__Part of a data file__:
----------

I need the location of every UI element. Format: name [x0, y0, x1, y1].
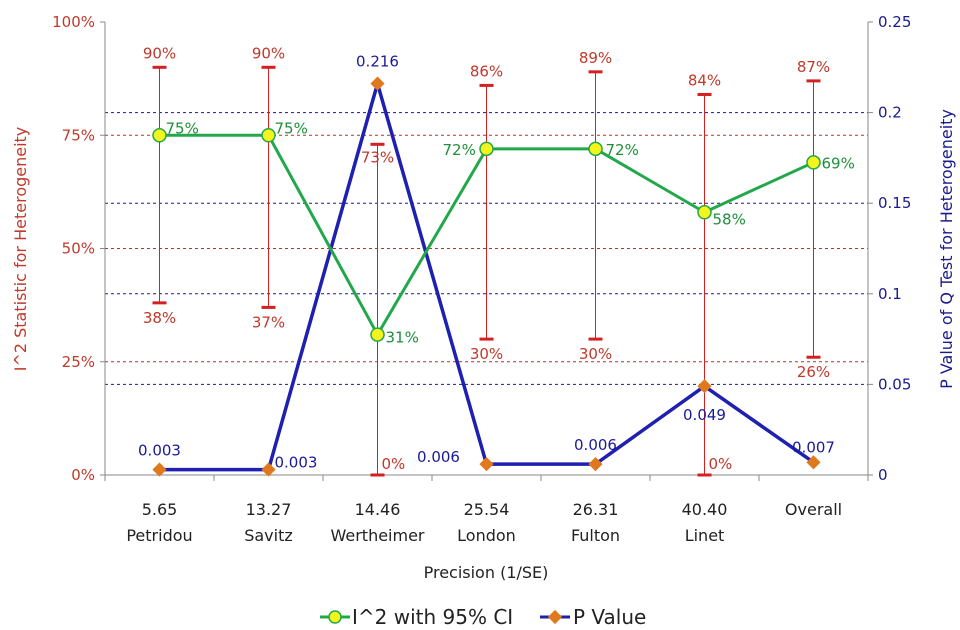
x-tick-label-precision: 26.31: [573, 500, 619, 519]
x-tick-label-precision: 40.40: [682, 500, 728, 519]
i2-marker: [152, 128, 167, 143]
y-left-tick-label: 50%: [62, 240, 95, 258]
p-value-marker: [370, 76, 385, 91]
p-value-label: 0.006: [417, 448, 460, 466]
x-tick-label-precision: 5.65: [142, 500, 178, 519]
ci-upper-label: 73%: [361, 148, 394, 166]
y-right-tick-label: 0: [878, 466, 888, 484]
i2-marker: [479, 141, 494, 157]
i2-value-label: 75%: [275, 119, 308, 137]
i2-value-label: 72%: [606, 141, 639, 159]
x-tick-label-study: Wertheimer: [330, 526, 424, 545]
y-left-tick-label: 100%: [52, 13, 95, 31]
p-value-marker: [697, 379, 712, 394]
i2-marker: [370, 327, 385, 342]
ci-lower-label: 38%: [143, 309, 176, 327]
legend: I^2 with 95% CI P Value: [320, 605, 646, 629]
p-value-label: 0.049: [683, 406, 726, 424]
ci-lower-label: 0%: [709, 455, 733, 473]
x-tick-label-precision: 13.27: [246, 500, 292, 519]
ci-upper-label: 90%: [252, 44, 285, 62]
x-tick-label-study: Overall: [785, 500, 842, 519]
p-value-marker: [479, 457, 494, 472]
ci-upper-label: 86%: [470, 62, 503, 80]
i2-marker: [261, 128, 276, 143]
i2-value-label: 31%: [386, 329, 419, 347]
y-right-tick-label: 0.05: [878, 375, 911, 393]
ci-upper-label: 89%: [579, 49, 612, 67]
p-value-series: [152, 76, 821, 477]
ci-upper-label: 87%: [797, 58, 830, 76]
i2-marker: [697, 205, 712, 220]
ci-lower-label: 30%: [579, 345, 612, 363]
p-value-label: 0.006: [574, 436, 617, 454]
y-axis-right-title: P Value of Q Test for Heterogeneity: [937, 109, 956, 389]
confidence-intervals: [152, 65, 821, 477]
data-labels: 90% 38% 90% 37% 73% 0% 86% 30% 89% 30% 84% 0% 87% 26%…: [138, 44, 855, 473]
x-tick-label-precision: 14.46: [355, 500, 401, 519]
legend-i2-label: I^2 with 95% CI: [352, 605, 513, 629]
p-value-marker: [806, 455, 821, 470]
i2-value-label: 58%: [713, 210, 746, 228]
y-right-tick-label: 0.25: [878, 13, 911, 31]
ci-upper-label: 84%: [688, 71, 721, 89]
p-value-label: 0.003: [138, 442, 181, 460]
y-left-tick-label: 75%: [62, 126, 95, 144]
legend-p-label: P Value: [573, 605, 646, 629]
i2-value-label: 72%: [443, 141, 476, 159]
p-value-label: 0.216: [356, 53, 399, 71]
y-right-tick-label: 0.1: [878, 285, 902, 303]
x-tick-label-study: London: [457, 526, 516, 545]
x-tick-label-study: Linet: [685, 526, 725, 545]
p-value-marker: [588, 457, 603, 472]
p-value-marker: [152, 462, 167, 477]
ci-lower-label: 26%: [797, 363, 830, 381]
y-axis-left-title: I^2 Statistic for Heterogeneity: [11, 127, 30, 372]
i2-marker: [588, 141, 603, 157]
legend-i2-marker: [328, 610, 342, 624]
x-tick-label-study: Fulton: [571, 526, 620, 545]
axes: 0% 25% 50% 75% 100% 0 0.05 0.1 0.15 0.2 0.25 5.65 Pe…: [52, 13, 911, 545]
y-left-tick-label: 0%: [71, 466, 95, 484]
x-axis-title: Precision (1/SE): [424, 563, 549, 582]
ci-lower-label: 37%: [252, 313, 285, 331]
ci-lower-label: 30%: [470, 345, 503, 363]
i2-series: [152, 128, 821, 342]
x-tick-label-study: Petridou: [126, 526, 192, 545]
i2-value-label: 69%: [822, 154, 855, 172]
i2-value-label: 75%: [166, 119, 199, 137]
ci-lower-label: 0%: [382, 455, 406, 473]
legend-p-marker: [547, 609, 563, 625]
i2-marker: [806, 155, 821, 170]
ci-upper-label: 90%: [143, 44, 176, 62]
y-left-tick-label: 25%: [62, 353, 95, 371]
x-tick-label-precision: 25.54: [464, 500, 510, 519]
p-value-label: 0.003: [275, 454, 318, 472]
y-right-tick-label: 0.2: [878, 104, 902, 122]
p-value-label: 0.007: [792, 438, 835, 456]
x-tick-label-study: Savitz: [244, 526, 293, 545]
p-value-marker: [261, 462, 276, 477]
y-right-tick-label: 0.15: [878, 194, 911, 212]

----------

__Directions__:
Repeat the entries from the line containing "x-tick-label-precision: 26.31: [573, 500, 619, 519]" through the line containing "legend-p-label: P Value: [573, 605, 646, 629]", both included.

__Solution for this task__:
x-tick-label-precision: 26.31: [573, 500, 619, 519]
x-tick-label-precision: 40.40: [682, 500, 728, 519]
i2-marker: [152, 128, 167, 143]
y-left-tick-label: 50%: [62, 240, 95, 258]
p-value-marker: [370, 76, 385, 91]
p-value-label: 0.006: [417, 448, 460, 466]
x-tick-label-precision: 5.65: [142, 500, 178, 519]
ci-upper-label: 73%: [361, 148, 394, 166]
y-right-tick-label: 0: [878, 466, 888, 484]
i2-marker: [479, 141, 494, 157]
i2-value-label: 75%: [275, 119, 308, 137]
i2-value-label: 72%: [606, 141, 639, 159]
x-tick-label-study: Wertheimer: [330, 526, 424, 545]
y-left-tick-label: 100%: [52, 13, 95, 31]
p-value-marker: [697, 379, 712, 394]
i2-marker: [370, 327, 385, 342]
ci-lower-label: 38%: [143, 309, 176, 327]
legend: I^2 with 95% CI P Value: [320, 605, 646, 629]
p-value-label: 0.049: [683, 406, 726, 424]
ci-lower-label: 0%: [709, 455, 733, 473]
x-tick-label-precision: 13.27: [246, 500, 292, 519]
ci-upper-label: 90%: [252, 44, 285, 62]
x-tick-label-study: Overall: [785, 500, 842, 519]
p-value-marker: [479, 457, 494, 472]
ci-upper-label: 86%: [470, 62, 503, 80]
i2-marker: [261, 128, 276, 143]
i2-value-label: 31%: [386, 329, 419, 347]
y-right-tick-label: 0.05: [878, 375, 911, 393]
ci-upper-label: 89%: [579, 49, 612, 67]
p-value-series: [152, 76, 821, 477]
ci-upper-label: 87%: [797, 58, 830, 76]
i2-marker: [697, 205, 712, 220]
ci-lower-label: 30%: [579, 345, 612, 363]
p-value-label: 0.006: [574, 436, 617, 454]
y-axis-right-title: P Value of Q Test for Heterogeneity: [937, 109, 956, 389]
confidence-intervals: [152, 65, 821, 477]
data-labels: 90% 38% 90% 37% 73% 0% 86% 30% 89% 30% 84% 0% 87% 26%…: [138, 44, 855, 473]
x-tick-label-precision: 14.46: [355, 500, 401, 519]
legend-i2-label: I^2 with 95% CI: [352, 605, 513, 629]
p-value-marker: [806, 455, 821, 470]
i2-value-label: 58%: [713, 210, 746, 228]
y-right-tick-label: 0.25: [878, 13, 911, 31]
ci-upper-label: 84%: [688, 71, 721, 89]
p-value-label: 0.003: [138, 442, 181, 460]
y-left-tick-label: 75%: [62, 126, 95, 144]
legend-p-label: P Value: [573, 605, 646, 629]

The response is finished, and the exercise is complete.